-- What is being asked --
Only the pictures stay out; every record is to be quoted exactly.

(Dataset records)
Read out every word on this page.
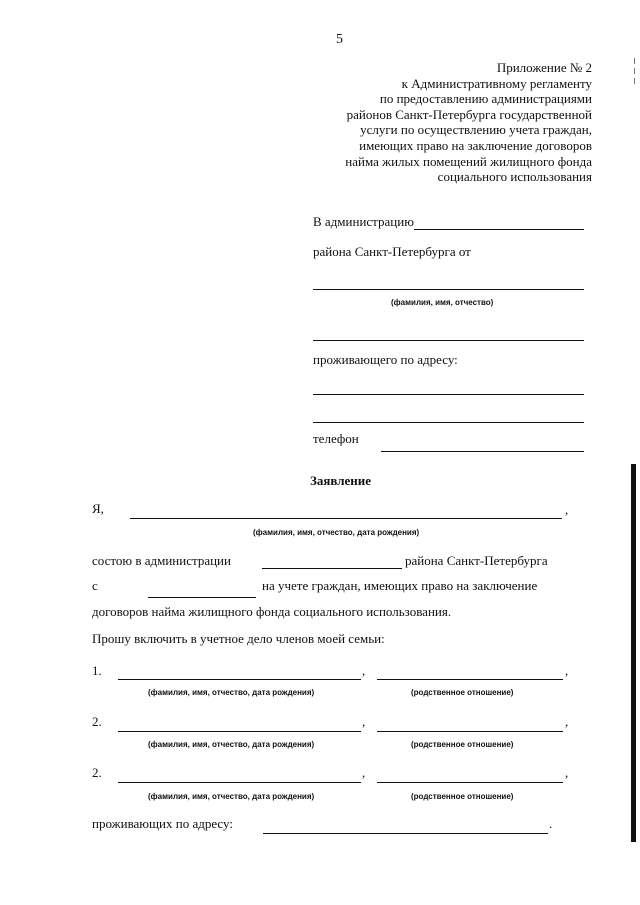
5
Приложение № 2
к Административному регламенту
по предоставлению администрациями
районов Санкт-Петербурга государственной
услуги по осуществлению учета граждан,
имеющих право на заключение договоров
найма жилых помещений жилищного фонда
социального использования
В администрацию
района Санкт-Петербурга от
(фамилия, имя, отчество)
проживающего по адресу:
телефон
Заявление
Я,	,
(фамилия, имя, отчество, дата рождения)
состою в администрации	района Санкт-Петербурга
с	на учете граждан, имеющих право на заключение
договоров найма жилищного фонда социального использования.
Прошу включить в учетное дело членов моей семьи:
1.	,	,
(фамилия, имя, отчество, дата рождения)	(родственное отношение)
2.	,	,
(фамилия, имя, отчество, дата рождения)	(родственное отношение)
2.	,	,
(фамилия, имя, отчество, дата рождения)	(родственное отношение)
проживающих по адресу:	.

-- Exercise solution --
Read out every word on this page.
5
Приложение № 2
к Административному регламенту
по предоставлению администрациями
районов Санкт-Петербурга государственной
услуги по осуществлению учета граждан,
имеющих право на заключение договоров
найма жилых помещений жилищного фонда
социального использования
В администрацию
района Санкт-Петербурга от
(фамилия, имя, отчество)
проживающего по адресу:
телефон
Заявление
Я,	,
(фамилия, имя, отчество, дата рождения)
состою в администрации	района Санкт-Петербурга
с	на учете граждан, имеющих право на заключение
договоров найма жилищного фонда социального использования.
Прошу включить в учетное дело членов моей семьи:
1.	,	,
(фамилия, имя, отчество, дата рождения)	(родственное отношение)
2.	,	,
(фамилия, имя, отчество, дата рождения)	(родственное отношение)
2.	,	,
(фамилия, имя, отчество, дата рождения)	(родственное отношение)
проживающих по адресу:	.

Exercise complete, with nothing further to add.